• Stated task: Give the number of lines in the listing below that include the word "uczestników", with nothing more.
::: Records
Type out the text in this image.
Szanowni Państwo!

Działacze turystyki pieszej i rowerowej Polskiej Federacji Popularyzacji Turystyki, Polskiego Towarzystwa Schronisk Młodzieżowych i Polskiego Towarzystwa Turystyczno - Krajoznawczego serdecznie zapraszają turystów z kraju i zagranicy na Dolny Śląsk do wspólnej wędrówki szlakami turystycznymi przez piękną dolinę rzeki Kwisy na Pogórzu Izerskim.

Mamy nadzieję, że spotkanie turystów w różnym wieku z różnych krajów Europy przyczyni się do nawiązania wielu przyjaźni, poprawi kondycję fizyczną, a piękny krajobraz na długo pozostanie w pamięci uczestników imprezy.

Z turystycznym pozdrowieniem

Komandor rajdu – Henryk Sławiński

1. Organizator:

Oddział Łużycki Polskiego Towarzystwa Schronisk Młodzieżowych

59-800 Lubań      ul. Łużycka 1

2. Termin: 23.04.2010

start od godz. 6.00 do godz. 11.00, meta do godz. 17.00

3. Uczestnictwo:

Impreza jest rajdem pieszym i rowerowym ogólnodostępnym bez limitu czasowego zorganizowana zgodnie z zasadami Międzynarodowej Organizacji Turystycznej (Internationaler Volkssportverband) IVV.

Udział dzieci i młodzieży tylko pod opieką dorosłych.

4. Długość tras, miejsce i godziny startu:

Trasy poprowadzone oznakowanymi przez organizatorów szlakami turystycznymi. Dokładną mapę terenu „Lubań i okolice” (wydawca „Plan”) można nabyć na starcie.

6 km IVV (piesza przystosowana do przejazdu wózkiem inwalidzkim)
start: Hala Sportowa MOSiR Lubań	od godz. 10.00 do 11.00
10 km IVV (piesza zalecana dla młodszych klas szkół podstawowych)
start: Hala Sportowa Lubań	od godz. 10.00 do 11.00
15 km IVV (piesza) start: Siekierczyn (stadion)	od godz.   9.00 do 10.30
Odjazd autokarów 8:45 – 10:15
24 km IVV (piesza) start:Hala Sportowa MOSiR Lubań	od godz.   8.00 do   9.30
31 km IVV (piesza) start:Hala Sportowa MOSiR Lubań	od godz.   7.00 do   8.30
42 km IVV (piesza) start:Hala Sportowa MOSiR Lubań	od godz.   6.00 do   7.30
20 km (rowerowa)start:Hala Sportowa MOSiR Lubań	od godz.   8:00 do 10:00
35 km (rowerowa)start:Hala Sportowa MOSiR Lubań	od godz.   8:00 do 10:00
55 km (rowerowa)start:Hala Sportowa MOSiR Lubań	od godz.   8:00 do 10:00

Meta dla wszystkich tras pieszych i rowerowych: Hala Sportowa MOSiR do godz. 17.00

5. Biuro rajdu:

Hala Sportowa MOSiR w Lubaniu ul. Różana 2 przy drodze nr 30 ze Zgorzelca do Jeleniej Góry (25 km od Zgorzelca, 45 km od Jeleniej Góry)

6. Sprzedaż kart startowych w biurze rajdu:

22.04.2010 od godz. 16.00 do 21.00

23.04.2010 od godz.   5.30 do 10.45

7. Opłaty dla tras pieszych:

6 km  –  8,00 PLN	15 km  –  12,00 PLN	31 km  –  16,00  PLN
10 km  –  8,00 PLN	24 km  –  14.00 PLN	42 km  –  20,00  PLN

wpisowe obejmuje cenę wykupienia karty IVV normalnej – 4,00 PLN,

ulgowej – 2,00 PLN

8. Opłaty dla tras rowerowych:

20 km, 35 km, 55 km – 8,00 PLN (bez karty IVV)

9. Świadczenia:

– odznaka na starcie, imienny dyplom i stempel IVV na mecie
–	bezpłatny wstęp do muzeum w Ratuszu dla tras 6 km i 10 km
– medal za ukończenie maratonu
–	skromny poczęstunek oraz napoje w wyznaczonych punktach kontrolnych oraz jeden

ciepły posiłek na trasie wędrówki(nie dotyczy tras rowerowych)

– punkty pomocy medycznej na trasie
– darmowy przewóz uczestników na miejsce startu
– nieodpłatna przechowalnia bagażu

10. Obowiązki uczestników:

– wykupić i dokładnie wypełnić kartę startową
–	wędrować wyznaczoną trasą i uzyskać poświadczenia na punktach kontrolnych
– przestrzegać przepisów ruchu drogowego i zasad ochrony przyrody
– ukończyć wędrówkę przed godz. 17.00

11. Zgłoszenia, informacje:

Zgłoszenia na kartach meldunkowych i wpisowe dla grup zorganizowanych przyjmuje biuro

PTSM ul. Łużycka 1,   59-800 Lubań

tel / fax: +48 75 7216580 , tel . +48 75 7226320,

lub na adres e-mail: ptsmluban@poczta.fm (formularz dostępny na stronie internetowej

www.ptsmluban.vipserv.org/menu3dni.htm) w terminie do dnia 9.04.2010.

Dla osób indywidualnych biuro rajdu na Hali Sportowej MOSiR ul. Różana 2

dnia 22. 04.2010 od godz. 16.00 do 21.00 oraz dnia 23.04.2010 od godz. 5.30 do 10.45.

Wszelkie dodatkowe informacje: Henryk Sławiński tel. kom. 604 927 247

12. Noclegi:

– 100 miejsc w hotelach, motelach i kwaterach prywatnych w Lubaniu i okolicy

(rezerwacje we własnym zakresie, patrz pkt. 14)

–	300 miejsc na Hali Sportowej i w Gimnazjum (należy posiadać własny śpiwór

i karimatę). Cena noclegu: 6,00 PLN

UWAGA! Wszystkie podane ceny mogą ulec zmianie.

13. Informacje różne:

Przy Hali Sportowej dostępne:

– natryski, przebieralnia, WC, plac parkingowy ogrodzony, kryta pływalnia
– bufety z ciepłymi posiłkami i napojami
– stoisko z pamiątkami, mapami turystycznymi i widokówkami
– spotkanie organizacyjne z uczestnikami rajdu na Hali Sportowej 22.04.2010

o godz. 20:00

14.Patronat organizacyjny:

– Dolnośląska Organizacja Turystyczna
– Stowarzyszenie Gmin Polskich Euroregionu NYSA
::::::
• Exercise response: 3